Required work — List each line holding the string "système".
------------------------------------------------
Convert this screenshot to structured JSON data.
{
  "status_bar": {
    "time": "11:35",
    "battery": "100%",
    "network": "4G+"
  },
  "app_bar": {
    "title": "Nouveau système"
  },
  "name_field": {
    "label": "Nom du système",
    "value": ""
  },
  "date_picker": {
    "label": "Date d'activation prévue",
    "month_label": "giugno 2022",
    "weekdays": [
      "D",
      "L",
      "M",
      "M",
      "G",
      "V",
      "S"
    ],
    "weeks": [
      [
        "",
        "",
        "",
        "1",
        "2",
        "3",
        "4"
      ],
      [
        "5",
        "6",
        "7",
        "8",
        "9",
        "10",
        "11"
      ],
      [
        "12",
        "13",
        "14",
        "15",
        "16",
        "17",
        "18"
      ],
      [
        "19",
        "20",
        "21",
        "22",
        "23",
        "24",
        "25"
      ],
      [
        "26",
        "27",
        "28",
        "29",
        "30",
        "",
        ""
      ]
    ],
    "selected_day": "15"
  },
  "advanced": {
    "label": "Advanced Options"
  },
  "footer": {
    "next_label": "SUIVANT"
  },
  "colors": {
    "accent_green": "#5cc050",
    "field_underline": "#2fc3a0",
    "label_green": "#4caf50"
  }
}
------------------------------------------------
Task response —
    "title": "Nouveau système"
    "label": "Nom du système",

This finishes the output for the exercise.